WHAT TO WORK ON → Transcribe all the records with complete accuracy.

INPUT DATA →
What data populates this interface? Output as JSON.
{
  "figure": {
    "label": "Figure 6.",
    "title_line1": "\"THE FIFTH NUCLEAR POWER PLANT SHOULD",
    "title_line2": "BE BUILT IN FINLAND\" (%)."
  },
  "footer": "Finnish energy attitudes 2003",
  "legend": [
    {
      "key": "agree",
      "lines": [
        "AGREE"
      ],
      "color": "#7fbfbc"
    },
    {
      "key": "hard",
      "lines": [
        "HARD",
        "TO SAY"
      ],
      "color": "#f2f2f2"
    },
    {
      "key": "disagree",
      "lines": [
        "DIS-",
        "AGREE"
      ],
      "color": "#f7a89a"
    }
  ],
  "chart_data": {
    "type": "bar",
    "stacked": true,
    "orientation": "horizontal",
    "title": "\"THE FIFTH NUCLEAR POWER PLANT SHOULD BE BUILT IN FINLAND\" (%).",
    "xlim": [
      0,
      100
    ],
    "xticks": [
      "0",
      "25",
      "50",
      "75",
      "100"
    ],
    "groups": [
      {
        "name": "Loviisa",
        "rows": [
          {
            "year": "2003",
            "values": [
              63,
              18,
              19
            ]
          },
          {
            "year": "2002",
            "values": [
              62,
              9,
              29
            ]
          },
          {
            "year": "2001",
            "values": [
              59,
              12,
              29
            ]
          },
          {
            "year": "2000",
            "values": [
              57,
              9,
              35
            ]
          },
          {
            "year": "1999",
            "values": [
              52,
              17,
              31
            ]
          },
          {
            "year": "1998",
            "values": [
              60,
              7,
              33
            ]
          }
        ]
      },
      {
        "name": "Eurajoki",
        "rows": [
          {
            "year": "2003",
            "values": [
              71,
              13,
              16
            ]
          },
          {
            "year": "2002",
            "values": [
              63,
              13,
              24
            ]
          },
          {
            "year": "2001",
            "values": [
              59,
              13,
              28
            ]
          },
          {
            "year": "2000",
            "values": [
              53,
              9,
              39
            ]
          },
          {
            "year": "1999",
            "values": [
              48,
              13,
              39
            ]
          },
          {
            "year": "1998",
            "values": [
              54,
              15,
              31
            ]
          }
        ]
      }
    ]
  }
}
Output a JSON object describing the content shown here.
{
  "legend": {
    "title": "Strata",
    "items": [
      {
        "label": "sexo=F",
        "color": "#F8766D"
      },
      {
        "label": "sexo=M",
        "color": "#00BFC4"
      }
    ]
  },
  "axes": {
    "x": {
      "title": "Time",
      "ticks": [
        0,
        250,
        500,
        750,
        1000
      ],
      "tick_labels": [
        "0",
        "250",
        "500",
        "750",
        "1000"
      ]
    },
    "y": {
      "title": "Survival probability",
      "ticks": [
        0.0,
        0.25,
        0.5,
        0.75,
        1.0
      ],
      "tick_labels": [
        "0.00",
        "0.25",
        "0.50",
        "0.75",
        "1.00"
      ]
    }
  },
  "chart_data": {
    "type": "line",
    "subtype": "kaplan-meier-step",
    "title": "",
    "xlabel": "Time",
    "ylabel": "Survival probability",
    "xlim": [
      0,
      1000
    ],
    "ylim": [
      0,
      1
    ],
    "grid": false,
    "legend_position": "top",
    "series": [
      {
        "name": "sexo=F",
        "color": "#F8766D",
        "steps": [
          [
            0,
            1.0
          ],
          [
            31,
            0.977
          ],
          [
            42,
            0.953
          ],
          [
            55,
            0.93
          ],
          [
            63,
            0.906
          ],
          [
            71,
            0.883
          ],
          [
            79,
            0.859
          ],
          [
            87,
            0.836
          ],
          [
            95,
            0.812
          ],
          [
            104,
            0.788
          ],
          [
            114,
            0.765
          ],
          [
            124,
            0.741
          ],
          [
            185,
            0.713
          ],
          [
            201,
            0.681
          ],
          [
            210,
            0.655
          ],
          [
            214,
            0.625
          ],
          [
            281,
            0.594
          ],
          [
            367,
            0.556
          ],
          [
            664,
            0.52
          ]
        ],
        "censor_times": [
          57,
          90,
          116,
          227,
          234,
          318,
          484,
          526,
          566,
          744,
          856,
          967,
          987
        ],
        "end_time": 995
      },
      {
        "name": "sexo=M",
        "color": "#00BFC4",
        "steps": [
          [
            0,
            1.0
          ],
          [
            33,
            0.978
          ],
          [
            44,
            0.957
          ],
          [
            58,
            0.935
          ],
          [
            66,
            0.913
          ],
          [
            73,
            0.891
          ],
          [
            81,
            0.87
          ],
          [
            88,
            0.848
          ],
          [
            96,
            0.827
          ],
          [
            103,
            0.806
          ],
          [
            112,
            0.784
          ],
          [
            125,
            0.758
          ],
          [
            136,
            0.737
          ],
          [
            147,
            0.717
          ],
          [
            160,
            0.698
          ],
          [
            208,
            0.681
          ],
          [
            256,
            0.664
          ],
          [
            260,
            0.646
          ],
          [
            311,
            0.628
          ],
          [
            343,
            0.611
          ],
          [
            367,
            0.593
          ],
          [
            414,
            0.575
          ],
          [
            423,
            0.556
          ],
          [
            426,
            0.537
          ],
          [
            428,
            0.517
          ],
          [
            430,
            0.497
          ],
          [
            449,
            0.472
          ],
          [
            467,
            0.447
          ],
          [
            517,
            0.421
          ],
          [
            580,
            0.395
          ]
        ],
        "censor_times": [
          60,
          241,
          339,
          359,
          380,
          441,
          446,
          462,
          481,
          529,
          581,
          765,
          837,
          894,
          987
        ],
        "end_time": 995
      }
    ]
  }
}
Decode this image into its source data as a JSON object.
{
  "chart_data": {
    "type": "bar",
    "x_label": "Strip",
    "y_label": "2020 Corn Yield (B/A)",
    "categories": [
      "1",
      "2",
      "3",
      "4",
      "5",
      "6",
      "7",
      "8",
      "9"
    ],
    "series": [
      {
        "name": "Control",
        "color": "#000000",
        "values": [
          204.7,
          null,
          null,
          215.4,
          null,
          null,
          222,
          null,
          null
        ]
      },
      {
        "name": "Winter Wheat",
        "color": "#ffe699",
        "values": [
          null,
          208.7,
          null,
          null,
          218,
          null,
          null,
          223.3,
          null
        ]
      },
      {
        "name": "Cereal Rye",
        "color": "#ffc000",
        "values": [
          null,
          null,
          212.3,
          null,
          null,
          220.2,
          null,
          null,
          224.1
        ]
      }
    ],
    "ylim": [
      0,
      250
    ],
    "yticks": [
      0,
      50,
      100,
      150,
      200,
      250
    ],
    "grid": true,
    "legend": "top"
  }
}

ANSWER →
What data populates this interface? Output as JSON.
{
  "figure": {
    "label": "Figure 6.",
    "title_line1": "\"THE FIFTH NUCLEAR POWER PLANT SHOULD",
    "title_line2": "BE BUILT IN FINLAND\" (%)."
  },
  "footer": "Finnish energy attitudes 2003",
  "legend": [
    {
      "key": "agree",
      "lines": [
        "AGREE"
      ],
      "color": "#7fbfbc"
    },
    {
      "key": "hard",
      "lines": [
        "HARD",
        "TO SAY"
      ],
      "color": "#f2f2f2"
    },
    {
      "key": "disagree",
      "lines": [
        "DIS-",
        "AGREE"
      ],
      "color": "#f7a89a"
    }
  ],
  "chart_data": {
    "type": "bar",
    "stacked": true,
    "orientation": "horizontal",
    "title": "\"THE FIFTH NUCLEAR POWER PLANT SHOULD BE BUILT IN FINLAND\" (%).",
    "xlim": [
      0,
      100
    ],
    "xticks": [
      "0",
      "25",
      "50",
      "75",
      "100"
    ],
    "groups": [
      {
        "name": "Loviisa",
        "rows": [
          {
            "year": "2003",
            "values": [
              63,
              18,
              19
            ]
          },
          {
            "year": "2002",
            "values": [
              62,
              9,
              29
            ]
          },
          {
            "year": "2001",
            "values": [
              59,
              12,
              29
            ]
          },
          {
            "year": "2000",
            "values": [
              57,
              9,
              35
            ]
          },
          {
            "year": "1999",
            "values": [
              52,
              17,
              31
            ]
          },
          {
            "year": "1998",
            "values": [
              60,
              7,
              33
            ]
          }
        ]
      },
      {
        "name": "Eurajoki",
        "rows": [
          {
            "year": "2003",
            "values": [
              71,
              13,
              16
            ]
          },
          {
            "year": "2002",
            "values": [
              63,
              13,
              24
            ]
          },
          {
            "year": "2001",
            "values": [
              59,
              13,
              28
            ]
          },
          {
            "year": "2000",
            "values": [
              53,
              9,
              39
            ]
          },
          {
            "year": "1999",
            "values": [
              48,
              13,
              39
            ]
          },
          {
            "year": "1998",
            "values": [
              54,
              15,
              31
            ]
          }
        ]
      }
    ]
  }
}
Output a JSON object describing the content shown here.
{
  "legend": {
    "title": "Strata",
    "items": [
      {
        "label": "sexo=F",
        "color": "#F8766D"
      },
      {
        "label": "sexo=M",
        "color": "#00BFC4"
      }
    ]
  },
  "axes": {
    "x": {
      "title": "Time",
      "ticks": [
        0,
        250,
        500,
        750,
        1000
      ],
      "tick_labels": [
        "0",
        "250",
        "500",
        "750",
        "1000"
      ]
    },
    "y": {
      "title": "Survival probability",
      "ticks": [
        0.0,
        0.25,
        0.5,
        0.75,
        1.0
      ],
      "tick_labels": [
        "0.00",
        "0.25",
        "0.50",
        "0.75",
        "1.00"
      ]
    }
  },
  "chart_data": {
    "type": "line",
    "subtype": "kaplan-meier-step",
    "title": "",
    "xlabel": "Time",
    "ylabel": "Survival probability",
    "xlim": [
      0,
      1000
    ],
    "ylim": [
      0,
      1
    ],
    "grid": false,
    "legend_position": "top",
    "series": [
      {
        "name": "sexo=F",
        "color": "#F8766D",
        "steps": [
          [
            0,
            1.0
          ],
          [
            31,
            0.977
          ],
          [
            42,
            0.953
          ],
          [
            55,
            0.93
          ],
          [
            63,
            0.906
          ],
          [
            71,
            0.883
          ],
          [
            79,
            0.859
          ],
          [
            87,
            0.836
          ],
          [
            95,
            0.812
          ],
          [
            104,
            0.788
          ],
          [
            114,
            0.765
          ],
          [
            124,
            0.741
          ],
          [
            185,
            0.713
          ],
          [
            201,
            0.681
          ],
          [
            210,
            0.655
          ],
          [
            214,
            0.625
          ],
          [
            281,
            0.594
          ],
          [
            367,
            0.556
          ],
          [
            664,
            0.52
          ]
        ],
        "censor_times": [
          57,
          90,
          116,
          227,
          234,
          318,
          484,
          526,
          566,
          744,
          856,
          967,
          987
        ],
        "end_time": 995
      },
      {
        "name": "sexo=M",
        "color": "#00BFC4",
        "steps": [
          [
            0,
            1.0
          ],
          [
            33,
            0.978
          ],
          [
            44,
            0.957
          ],
          [
            58,
            0.935
          ],
          [
            66,
            0.913
          ],
          [
            73,
            0.891
          ],
          [
            81,
            0.87
          ],
          [
            88,
            0.848
          ],
          [
            96,
            0.827
          ],
          [
            103,
            0.806
          ],
          [
            112,
            0.784
          ],
          [
            125,
            0.758
          ],
          [
            136,
            0.737
          ],
          [
            147,
            0.717
          ],
          [
            160,
            0.698
          ],
          [
            208,
            0.681
          ],
          [
            256,
            0.664
          ],
          [
            260,
            0.646
          ],
          [
            311,
            0.628
          ],
          [
            343,
            0.611
          ],
          [
            367,
            0.593
          ],
          [
            414,
            0.575
          ],
          [
            423,
            0.556
          ],
          [
            426,
            0.537
          ],
          [
            428,
            0.517
          ],
          [
            430,
            0.497
          ],
          [
            449,
            0.472
          ],
          [
            467,
            0.447
          ],
          [
            517,
            0.421
          ],
          [
            580,
            0.395
          ]
        ],
        "censor_times": [
          60,
          241,
          339,
          359,
          380,
          441,
          446,
          462,
          481,
          529,
          581,
          765,
          837,
          894,
          987
        ],
        "end_time": 995
      }
    ]
  }
}
Decode this image into its source data as a JSON object.
{
  "chart_data": {
    "type": "bar",
    "x_label": "Strip",
    "y_label": "2020 Corn Yield (B/A)",
    "categories": [
      "1",
      "2",
      "3",
      "4",
      "5",
      "6",
      "7",
      "8",
      "9"
    ],
    "series": [
      {
        "name": "Control",
        "color": "#000000",
        "values": [
          204.7,
          null,
          null,
          215.4,
          null,
          null,
          222,
          null,
          null
        ]
      },
      {
        "name": "Winter Wheat",
        "color": "#ffe699",
        "values": [
          null,
          208.7,
          null,
          null,
          218,
          null,
          null,
          223.3,
          null
        ]
      },
      {
        "name": "Cereal Rye",
        "color": "#ffc000",
        "values": [
          null,
          null,
          212.3,
          null,
          null,
          220.2,
          null,
          null,
          224.1
        ]
      }
    ],
    "ylim": [
      0,
      250
    ],
    "yticks": [
      0,
      50,
      100,
      150,
      200,
      250
    ],
    "grid": true,
    "legend": "top"
  }
}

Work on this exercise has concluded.